### Instructions for the task
Where does the string "marker" appear? Copy every line of the entries below that holds it.

### Items from a dataset
· · · · ·

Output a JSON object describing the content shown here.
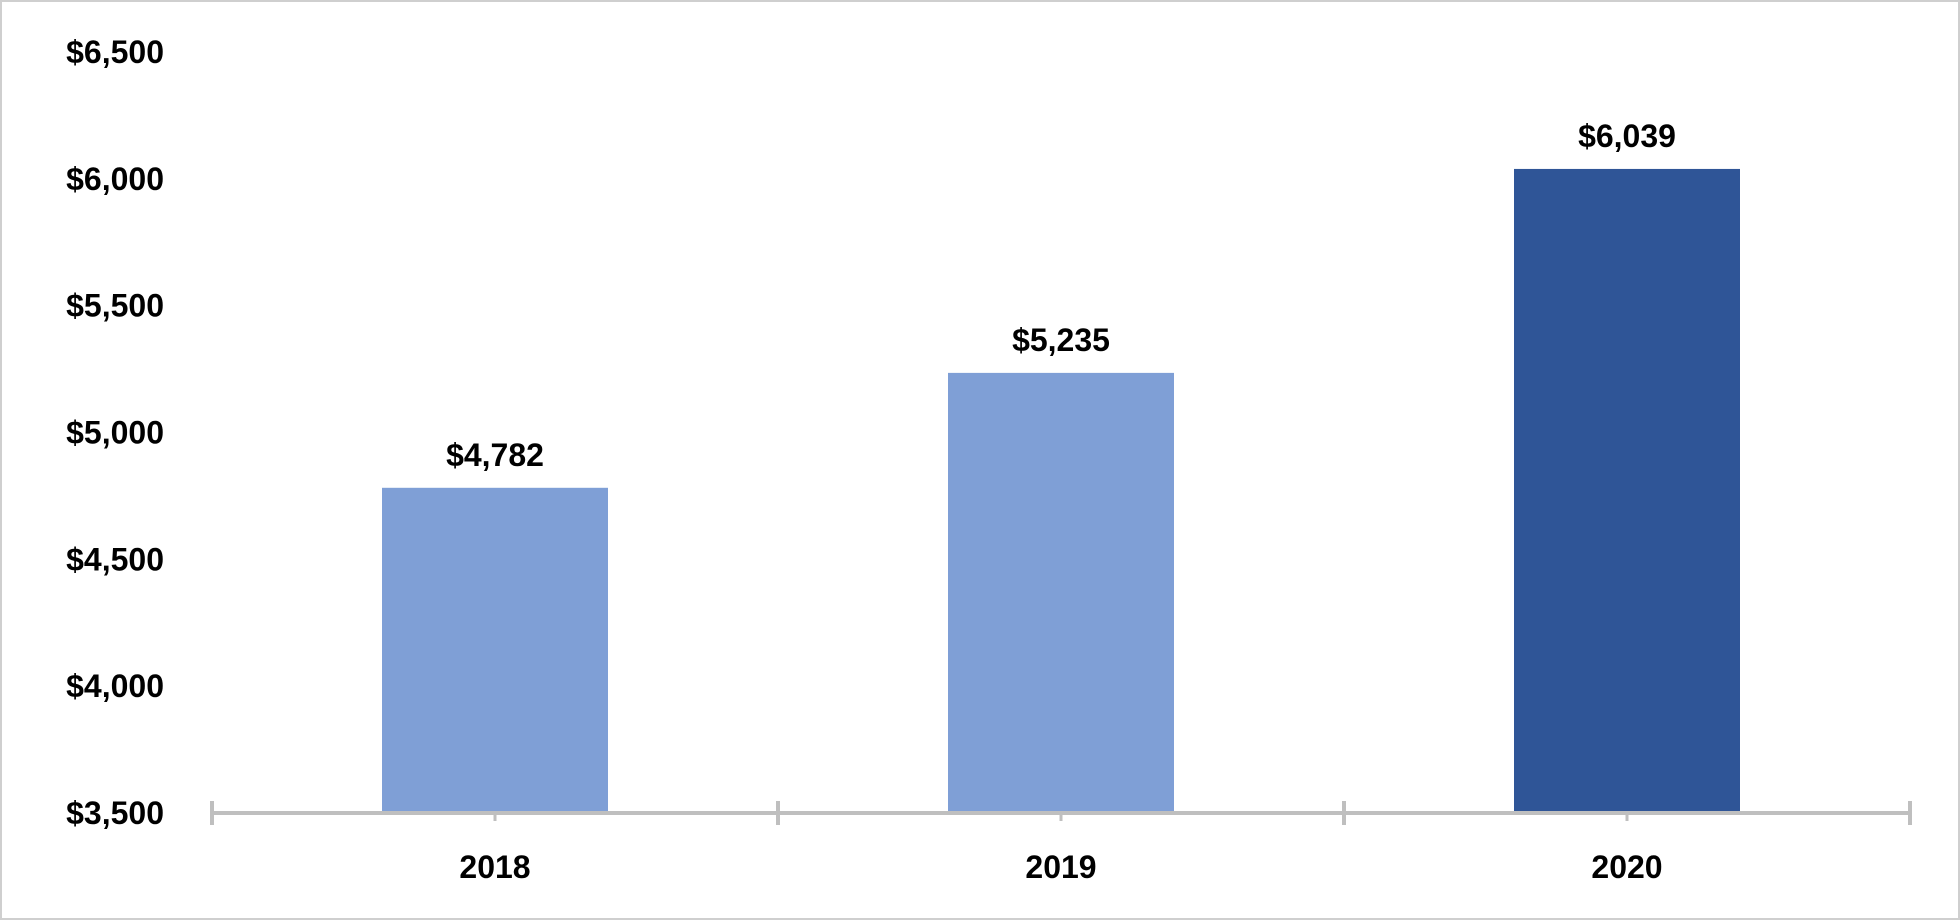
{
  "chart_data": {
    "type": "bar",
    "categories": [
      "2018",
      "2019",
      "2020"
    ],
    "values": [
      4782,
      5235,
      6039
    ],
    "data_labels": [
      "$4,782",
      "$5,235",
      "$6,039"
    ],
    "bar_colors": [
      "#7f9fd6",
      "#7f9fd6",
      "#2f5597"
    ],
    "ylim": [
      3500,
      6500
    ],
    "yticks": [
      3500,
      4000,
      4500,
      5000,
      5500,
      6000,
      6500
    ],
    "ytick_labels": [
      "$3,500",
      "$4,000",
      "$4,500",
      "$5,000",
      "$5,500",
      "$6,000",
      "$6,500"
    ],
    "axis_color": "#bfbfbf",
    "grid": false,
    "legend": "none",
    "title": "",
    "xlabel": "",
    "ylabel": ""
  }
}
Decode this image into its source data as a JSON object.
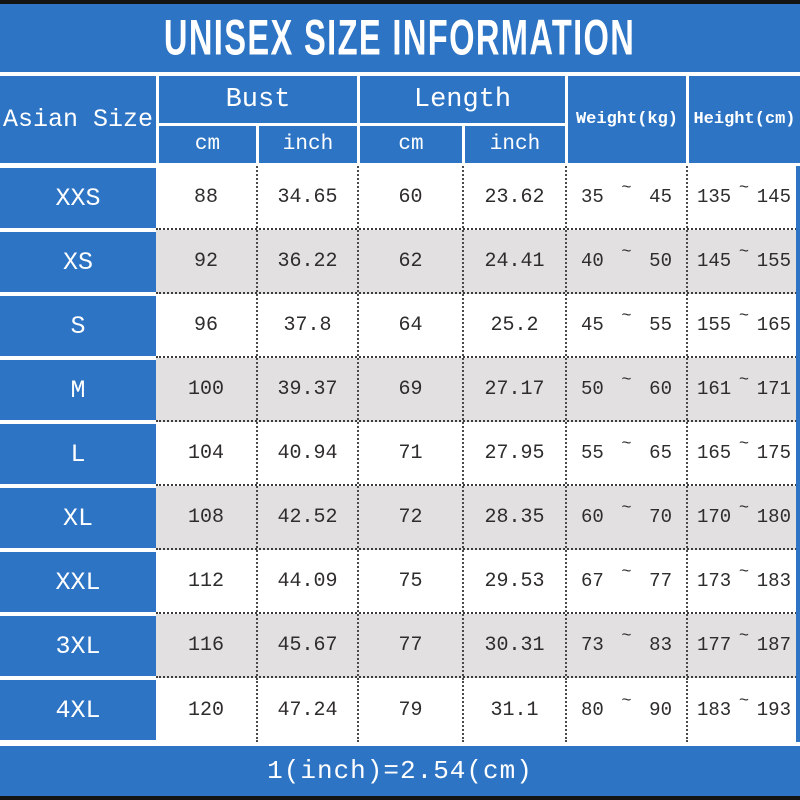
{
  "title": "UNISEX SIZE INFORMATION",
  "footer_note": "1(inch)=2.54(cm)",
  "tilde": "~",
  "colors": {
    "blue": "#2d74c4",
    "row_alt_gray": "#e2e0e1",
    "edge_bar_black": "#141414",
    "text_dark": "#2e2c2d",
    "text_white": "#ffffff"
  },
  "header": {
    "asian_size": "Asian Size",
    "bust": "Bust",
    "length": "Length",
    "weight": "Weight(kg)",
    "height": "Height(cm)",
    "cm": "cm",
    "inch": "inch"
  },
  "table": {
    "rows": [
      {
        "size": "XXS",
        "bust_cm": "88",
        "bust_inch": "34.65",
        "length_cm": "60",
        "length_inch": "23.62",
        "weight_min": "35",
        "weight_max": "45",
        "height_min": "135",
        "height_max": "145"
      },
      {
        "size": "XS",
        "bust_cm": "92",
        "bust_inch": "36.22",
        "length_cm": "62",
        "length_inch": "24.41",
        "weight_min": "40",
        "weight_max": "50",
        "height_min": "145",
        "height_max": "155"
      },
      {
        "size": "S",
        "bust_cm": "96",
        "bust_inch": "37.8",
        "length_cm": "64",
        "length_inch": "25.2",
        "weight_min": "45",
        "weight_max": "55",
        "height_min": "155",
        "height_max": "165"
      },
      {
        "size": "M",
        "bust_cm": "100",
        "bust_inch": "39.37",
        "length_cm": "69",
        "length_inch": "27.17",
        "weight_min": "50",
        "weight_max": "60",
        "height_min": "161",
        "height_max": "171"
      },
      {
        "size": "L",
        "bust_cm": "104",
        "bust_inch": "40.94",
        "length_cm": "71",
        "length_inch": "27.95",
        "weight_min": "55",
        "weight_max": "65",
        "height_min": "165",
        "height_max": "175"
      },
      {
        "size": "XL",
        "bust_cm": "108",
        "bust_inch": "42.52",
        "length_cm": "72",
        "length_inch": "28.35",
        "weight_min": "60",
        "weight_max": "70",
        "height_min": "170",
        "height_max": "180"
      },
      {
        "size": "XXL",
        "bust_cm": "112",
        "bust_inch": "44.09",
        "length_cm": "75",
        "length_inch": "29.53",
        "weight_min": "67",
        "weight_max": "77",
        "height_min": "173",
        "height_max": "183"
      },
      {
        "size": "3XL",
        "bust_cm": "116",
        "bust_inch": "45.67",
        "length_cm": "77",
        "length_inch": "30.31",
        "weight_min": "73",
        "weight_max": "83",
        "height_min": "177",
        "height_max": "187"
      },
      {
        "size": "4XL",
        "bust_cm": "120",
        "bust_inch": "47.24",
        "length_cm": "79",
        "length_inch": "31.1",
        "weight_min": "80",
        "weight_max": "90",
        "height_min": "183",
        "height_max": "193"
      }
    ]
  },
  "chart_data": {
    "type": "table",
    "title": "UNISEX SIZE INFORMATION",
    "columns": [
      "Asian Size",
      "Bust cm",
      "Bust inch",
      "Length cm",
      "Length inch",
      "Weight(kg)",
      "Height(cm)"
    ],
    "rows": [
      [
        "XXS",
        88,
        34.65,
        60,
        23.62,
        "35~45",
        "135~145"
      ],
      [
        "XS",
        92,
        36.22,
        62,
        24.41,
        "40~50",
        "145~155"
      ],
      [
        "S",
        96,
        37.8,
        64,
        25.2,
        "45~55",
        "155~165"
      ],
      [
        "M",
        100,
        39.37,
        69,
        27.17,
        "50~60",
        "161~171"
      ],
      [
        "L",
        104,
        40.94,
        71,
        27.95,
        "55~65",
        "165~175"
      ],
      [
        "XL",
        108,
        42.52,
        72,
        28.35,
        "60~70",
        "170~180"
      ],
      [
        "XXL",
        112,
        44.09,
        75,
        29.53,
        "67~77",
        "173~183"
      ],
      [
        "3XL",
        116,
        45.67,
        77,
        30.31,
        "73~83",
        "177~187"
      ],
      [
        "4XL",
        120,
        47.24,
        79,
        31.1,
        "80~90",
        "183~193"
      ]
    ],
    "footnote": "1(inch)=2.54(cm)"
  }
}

· · · · ·

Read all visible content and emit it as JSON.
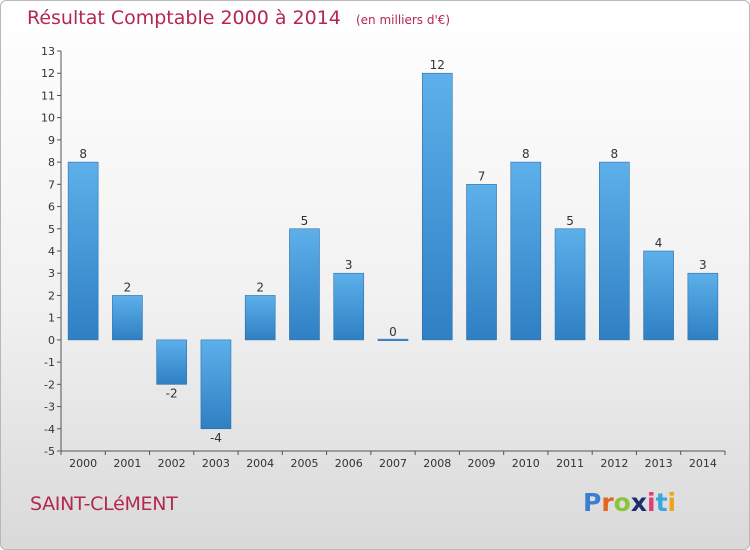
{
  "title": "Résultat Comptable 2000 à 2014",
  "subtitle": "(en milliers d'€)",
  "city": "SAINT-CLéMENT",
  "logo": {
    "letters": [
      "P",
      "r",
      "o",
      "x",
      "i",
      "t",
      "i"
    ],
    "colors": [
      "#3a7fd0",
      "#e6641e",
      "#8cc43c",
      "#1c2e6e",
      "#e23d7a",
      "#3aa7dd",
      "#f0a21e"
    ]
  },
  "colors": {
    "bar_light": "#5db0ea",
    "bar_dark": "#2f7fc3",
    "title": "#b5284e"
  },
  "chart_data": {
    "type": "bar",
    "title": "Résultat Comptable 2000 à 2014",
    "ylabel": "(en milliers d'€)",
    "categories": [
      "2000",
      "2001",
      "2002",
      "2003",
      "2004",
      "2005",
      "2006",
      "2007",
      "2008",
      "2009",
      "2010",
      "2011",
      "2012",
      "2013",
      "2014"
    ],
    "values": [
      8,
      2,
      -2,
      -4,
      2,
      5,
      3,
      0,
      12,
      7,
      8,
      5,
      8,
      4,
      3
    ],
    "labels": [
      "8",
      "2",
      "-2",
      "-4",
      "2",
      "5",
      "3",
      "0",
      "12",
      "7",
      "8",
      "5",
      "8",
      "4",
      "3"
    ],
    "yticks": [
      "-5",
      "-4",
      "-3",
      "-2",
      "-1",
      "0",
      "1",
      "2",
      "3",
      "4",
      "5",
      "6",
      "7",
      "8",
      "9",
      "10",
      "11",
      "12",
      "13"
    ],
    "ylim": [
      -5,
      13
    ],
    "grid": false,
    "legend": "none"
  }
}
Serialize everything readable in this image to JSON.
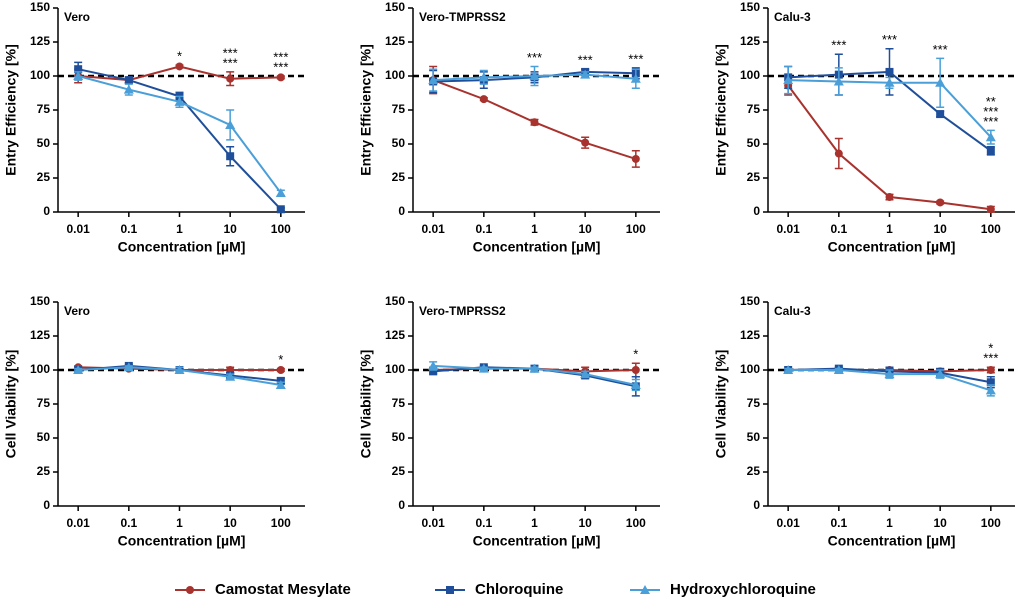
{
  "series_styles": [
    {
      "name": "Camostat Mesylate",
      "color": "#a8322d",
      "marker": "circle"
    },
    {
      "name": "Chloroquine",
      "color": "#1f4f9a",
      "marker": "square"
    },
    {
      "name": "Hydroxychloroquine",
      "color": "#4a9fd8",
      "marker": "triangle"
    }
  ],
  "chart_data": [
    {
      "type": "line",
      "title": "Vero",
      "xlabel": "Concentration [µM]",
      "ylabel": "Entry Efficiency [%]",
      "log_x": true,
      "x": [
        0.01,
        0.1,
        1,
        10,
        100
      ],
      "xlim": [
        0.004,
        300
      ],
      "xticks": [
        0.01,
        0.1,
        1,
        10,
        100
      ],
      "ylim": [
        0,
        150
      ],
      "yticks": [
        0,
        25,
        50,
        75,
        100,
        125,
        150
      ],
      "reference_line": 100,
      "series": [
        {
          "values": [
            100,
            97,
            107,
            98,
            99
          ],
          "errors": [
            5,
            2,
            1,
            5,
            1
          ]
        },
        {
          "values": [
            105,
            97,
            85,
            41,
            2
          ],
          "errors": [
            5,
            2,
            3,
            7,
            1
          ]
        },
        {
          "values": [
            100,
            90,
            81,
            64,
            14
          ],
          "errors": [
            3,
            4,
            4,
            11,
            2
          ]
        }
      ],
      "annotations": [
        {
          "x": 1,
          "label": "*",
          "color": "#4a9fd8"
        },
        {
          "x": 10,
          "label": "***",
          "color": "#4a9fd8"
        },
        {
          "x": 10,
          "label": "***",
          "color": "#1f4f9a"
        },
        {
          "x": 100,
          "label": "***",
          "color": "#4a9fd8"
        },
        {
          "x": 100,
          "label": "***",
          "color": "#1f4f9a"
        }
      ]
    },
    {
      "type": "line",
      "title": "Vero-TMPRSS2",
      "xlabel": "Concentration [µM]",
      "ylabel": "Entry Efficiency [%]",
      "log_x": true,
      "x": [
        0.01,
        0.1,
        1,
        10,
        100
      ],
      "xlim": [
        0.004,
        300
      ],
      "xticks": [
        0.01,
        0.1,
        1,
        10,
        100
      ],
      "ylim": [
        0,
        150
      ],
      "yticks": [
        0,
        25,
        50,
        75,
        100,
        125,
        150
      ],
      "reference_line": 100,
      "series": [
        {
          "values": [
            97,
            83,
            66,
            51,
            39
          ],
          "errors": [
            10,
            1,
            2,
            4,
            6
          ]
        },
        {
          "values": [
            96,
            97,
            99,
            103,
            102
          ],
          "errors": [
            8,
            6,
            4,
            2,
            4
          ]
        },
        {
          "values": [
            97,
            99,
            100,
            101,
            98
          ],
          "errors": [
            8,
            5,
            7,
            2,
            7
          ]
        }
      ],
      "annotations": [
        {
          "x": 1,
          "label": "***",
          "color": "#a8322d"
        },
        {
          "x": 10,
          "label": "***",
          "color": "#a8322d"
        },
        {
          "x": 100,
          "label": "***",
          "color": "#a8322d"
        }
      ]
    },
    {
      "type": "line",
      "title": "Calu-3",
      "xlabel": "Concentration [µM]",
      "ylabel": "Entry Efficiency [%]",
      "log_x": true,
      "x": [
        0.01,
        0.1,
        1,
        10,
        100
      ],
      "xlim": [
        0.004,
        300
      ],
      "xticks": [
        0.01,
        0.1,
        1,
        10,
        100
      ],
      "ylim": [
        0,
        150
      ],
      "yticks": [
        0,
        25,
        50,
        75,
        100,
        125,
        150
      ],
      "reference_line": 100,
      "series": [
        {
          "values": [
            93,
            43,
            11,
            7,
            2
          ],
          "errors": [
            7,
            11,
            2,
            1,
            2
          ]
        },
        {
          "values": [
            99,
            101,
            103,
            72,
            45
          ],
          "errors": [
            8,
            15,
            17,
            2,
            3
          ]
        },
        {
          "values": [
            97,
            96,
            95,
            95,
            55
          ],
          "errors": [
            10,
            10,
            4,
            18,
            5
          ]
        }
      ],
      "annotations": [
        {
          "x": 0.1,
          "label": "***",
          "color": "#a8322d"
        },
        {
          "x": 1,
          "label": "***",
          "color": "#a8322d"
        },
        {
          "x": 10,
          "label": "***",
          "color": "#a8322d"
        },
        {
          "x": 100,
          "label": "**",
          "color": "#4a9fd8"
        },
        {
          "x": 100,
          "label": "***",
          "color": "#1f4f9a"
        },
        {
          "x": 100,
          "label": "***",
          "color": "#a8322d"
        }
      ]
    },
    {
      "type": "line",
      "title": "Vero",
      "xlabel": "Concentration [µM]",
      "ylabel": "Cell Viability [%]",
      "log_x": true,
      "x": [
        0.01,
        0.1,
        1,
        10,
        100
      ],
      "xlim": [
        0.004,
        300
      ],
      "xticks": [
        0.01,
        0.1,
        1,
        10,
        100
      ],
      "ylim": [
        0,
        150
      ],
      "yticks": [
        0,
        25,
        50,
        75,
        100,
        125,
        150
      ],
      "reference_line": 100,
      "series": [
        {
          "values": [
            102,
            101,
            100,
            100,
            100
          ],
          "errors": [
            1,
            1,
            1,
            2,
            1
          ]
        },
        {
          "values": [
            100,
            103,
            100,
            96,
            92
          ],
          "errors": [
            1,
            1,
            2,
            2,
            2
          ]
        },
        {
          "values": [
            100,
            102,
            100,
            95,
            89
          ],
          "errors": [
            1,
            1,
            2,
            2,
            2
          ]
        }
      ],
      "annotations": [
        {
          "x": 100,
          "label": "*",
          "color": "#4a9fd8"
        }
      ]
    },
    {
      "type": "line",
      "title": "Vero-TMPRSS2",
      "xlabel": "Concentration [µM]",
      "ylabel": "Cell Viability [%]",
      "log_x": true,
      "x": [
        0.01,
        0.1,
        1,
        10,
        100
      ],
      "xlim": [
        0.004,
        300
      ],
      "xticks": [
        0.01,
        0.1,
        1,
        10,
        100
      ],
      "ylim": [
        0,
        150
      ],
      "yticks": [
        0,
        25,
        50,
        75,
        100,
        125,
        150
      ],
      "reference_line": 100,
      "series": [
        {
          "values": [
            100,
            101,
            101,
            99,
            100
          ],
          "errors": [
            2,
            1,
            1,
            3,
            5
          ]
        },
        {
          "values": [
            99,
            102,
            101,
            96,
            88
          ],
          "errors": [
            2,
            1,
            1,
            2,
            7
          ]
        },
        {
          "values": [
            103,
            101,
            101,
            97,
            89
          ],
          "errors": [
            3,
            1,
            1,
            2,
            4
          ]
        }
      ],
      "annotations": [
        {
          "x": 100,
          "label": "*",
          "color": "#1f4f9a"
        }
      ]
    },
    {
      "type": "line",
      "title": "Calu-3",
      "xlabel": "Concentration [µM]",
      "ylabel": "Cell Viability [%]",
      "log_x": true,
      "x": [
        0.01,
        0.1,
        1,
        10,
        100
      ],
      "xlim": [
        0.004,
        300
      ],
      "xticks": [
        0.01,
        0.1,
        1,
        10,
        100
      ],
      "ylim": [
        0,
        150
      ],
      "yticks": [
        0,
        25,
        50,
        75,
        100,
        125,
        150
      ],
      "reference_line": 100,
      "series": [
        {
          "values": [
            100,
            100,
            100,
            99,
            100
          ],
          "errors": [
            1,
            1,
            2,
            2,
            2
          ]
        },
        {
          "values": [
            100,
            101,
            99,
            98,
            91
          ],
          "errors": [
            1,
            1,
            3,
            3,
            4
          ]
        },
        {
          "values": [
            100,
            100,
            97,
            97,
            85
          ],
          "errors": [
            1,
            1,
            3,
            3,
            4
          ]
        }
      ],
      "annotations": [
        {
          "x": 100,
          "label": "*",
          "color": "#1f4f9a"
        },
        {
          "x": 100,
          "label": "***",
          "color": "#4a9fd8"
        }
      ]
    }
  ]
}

· · · · ·

### Solution
      "marker": "circle"
      "marker": "square"
      "marker": "triangle"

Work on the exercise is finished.